━━━━━ EXERCISE INPUTS ━━━━━

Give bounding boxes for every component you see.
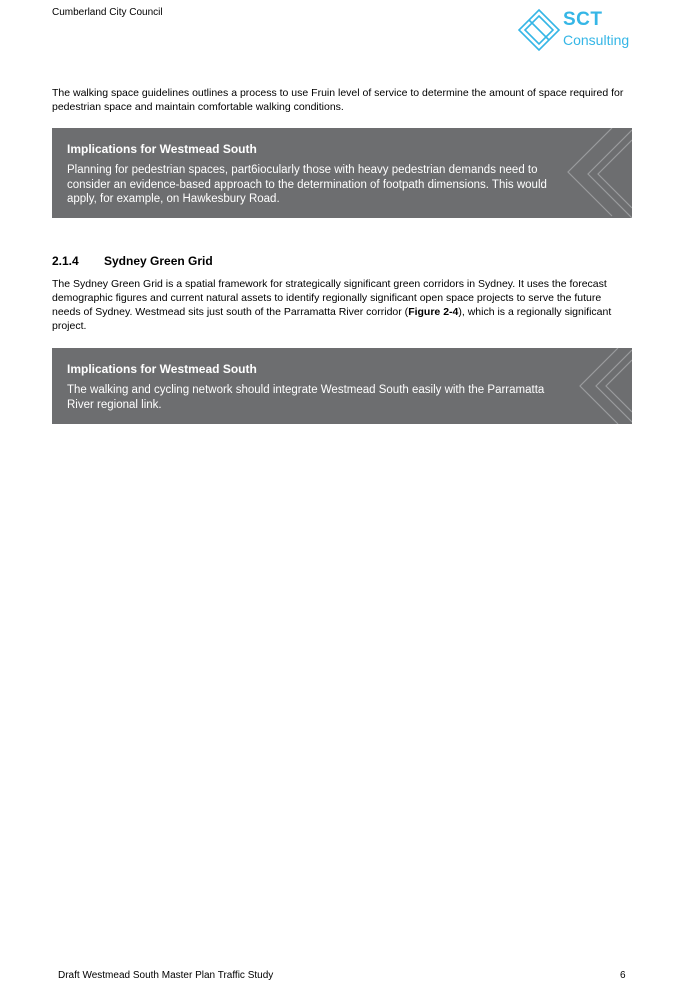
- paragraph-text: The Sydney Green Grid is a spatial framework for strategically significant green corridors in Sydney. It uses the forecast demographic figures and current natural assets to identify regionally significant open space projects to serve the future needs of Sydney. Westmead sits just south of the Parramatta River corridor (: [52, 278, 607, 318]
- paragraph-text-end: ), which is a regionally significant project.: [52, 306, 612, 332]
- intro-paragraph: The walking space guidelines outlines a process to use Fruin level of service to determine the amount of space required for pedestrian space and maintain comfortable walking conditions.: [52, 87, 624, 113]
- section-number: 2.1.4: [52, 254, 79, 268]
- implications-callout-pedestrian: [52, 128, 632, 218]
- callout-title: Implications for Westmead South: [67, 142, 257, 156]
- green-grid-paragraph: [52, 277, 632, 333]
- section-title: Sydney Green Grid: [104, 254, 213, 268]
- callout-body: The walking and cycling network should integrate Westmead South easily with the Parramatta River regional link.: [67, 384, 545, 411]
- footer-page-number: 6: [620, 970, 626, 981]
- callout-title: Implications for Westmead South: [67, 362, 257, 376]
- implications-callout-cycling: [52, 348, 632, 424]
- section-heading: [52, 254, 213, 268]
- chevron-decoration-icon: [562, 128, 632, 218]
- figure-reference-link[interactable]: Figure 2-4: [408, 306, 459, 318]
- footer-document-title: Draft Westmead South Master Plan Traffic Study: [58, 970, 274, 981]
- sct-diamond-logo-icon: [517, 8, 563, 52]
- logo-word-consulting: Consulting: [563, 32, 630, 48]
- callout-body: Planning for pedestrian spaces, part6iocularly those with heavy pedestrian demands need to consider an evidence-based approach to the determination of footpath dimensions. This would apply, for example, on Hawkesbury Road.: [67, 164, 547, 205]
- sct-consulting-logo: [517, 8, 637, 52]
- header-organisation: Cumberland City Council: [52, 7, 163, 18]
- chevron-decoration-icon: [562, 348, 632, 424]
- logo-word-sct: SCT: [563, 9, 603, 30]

━━━━━

= TO BE DONE =
Write out the entries above again, with "callout-title" swapped for "callout-heading" everywhere it appears and everything else left as it is. Leave the pictures out.

= FINAL ANSWER =
Give bounding boxes for every component you see.
- paragraph-text: The Sydney Green Grid is a spatial framework for strategically significant green corridors in Sydney. It uses the forecast demographic figures and current natural assets to identify regionally significant open space projects to serve the future needs of Sydney. Westmead sits just south of the Parramatta River corridor (: [52, 278, 607, 318]
- paragraph-text-end: ), which is a regionally significant project.: [52, 306, 612, 332]
- intro-paragraph: The walking space guidelines outlines a process to use Fruin level of service to determine the amount of space required for pedestrian space and maintain comfortable walking conditions.: [52, 87, 624, 113]
- section-number: 2.1.4: [52, 254, 79, 268]
- implications-callout-pedestrian: [52, 128, 632, 218]
- callout-heading: Implications for Westmead South: [67, 142, 257, 156]
- green-grid-paragraph: [52, 277, 632, 333]
- section-title: Sydney Green Grid: [104, 254, 213, 268]
- callout-body: The walking and cycling network should integrate Westmead South easily with the Parramatta River regional link.: [67, 384, 545, 411]
- footer-page-number: 6: [620, 970, 626, 981]
- callout-heading: Implications for Westmead South: [67, 362, 257, 376]
- implications-callout-cycling: [52, 348, 632, 424]
- section-heading: [52, 254, 213, 268]
- chevron-decoration-icon: [562, 128, 632, 218]
- figure-reference-link[interactable]: Figure 2-4: [408, 306, 459, 318]
- footer-document-title: Draft Westmead South Master Plan Traffic Study: [58, 970, 274, 981]
- sct-diamond-logo-icon: [517, 8, 563, 52]
- logo-word-consulting: Consulting: [563, 32, 630, 48]
- callout-body: Planning for pedestrian spaces, part6iocularly those with heavy pedestrian demands need to consider an evidence-based approach to the determination of footpath dimensions. This would apply, for example, on Hawkesbury Road.: [67, 164, 547, 205]
- sct-consulting-logo: [517, 8, 637, 52]
- header-organisation: Cumberland City Council: [52, 7, 163, 18]
- chevron-decoration-icon: [562, 348, 632, 424]
- logo-word-sct: SCT: [563, 9, 603, 30]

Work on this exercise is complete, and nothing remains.